*WRITTEN TASK*.
List all lines of the data that include the string "Kerala".
******************************
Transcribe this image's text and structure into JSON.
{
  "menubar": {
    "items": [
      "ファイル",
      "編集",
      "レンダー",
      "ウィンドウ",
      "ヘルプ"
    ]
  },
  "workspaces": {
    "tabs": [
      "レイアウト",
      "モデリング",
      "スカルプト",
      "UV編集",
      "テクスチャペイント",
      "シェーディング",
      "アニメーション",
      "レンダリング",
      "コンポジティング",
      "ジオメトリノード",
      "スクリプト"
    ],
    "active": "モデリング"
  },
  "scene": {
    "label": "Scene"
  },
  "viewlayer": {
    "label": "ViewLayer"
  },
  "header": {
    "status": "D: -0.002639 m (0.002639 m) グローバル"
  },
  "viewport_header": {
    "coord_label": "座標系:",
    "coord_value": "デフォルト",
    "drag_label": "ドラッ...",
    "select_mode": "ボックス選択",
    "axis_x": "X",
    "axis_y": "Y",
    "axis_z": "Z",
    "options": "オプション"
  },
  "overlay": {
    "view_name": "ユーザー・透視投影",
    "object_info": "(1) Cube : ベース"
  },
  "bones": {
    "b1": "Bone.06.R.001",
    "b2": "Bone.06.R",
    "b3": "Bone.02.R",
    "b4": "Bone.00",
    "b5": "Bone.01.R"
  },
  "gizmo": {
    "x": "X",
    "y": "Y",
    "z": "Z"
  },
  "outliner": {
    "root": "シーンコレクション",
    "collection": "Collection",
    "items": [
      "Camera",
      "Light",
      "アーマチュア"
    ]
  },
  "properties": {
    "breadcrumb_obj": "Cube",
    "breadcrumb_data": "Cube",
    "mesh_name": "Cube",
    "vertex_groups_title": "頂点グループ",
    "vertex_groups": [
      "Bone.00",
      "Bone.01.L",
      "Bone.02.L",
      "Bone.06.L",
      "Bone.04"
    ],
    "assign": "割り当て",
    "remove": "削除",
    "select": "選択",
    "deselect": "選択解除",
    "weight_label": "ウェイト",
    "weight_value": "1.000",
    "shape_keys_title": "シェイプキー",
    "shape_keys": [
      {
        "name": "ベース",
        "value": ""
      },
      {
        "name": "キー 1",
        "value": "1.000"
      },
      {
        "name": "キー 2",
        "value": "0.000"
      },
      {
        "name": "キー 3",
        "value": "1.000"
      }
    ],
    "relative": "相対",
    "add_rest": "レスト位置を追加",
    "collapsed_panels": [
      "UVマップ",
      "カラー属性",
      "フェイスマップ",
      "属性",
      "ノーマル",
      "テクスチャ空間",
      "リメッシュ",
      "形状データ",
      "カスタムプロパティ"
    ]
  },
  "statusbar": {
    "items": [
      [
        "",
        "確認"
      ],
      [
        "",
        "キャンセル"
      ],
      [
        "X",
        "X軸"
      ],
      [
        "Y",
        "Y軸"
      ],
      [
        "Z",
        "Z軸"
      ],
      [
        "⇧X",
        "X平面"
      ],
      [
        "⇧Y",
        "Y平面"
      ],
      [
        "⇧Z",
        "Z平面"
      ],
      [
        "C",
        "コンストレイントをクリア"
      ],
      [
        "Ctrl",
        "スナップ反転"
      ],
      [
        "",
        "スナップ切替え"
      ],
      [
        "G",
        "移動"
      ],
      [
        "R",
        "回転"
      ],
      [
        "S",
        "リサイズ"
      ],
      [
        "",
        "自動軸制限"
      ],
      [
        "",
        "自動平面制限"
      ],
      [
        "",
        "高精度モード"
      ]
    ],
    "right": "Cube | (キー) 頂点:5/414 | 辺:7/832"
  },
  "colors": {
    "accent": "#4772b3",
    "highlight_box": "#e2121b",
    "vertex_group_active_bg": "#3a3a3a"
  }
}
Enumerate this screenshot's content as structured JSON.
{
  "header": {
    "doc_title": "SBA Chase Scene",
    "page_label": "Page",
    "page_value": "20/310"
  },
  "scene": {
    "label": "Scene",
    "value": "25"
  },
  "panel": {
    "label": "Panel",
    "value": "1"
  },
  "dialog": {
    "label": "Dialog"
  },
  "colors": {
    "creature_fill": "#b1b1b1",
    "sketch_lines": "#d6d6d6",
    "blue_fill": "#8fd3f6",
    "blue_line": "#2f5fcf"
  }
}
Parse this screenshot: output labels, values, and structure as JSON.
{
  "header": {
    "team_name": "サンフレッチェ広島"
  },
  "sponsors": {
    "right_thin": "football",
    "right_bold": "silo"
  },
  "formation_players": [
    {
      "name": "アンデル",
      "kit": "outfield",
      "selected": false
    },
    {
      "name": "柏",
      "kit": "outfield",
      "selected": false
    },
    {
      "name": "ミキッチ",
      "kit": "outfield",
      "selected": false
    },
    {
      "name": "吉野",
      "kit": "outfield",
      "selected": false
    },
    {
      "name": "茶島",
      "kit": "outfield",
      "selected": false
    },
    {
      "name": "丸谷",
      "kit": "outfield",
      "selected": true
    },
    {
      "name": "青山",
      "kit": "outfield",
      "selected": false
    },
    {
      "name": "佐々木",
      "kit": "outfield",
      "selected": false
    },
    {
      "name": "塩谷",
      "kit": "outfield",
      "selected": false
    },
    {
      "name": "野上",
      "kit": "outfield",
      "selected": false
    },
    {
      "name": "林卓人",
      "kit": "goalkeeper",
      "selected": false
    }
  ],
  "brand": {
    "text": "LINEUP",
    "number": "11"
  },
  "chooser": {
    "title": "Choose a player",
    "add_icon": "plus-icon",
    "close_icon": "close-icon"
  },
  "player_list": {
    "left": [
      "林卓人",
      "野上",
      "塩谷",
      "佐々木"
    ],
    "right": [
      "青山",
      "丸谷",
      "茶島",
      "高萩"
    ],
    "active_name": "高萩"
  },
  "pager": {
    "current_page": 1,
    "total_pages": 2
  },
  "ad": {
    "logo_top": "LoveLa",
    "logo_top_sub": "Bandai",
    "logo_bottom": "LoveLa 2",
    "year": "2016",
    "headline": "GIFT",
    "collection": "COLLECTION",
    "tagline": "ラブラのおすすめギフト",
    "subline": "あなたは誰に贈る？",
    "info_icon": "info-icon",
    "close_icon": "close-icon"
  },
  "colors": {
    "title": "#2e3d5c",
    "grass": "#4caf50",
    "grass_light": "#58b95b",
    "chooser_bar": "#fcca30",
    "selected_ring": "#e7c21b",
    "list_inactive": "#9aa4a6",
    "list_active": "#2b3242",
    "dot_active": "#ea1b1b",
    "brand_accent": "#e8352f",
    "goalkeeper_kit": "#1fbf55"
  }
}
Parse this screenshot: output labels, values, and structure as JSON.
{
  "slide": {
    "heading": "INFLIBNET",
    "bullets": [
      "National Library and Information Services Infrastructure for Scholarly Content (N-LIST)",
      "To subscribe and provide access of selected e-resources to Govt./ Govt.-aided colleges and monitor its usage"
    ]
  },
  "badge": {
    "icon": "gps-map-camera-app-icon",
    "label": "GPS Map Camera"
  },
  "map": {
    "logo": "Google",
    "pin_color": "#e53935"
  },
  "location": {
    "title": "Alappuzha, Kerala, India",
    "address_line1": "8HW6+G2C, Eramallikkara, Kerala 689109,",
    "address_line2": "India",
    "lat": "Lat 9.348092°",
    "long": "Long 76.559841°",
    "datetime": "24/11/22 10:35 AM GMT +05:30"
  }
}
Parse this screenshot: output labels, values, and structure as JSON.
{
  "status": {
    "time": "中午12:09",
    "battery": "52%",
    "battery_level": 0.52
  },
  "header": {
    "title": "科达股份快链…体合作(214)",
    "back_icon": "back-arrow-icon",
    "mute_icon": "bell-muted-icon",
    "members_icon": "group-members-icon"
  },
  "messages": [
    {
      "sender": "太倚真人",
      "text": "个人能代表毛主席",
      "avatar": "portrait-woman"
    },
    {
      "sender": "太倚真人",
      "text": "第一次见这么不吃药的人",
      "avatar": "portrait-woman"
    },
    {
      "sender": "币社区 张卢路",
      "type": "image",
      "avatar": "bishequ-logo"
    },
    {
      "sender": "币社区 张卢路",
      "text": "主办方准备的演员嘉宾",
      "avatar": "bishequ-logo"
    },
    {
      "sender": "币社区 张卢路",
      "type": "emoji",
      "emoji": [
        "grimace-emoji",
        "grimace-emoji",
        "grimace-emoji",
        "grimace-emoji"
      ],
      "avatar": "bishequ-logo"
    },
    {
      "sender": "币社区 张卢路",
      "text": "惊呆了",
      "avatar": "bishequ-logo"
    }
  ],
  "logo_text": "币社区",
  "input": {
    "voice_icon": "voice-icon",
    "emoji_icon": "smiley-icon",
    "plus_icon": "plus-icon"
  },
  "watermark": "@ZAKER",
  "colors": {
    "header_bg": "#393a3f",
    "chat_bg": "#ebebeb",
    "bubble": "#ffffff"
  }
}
******************************
*CORRECT OUTPUT*.
    "title": "Alappuzha, Kerala, India",
    "address_line1": "8HW6+G2C, Eramallikkara, Kerala 689109,",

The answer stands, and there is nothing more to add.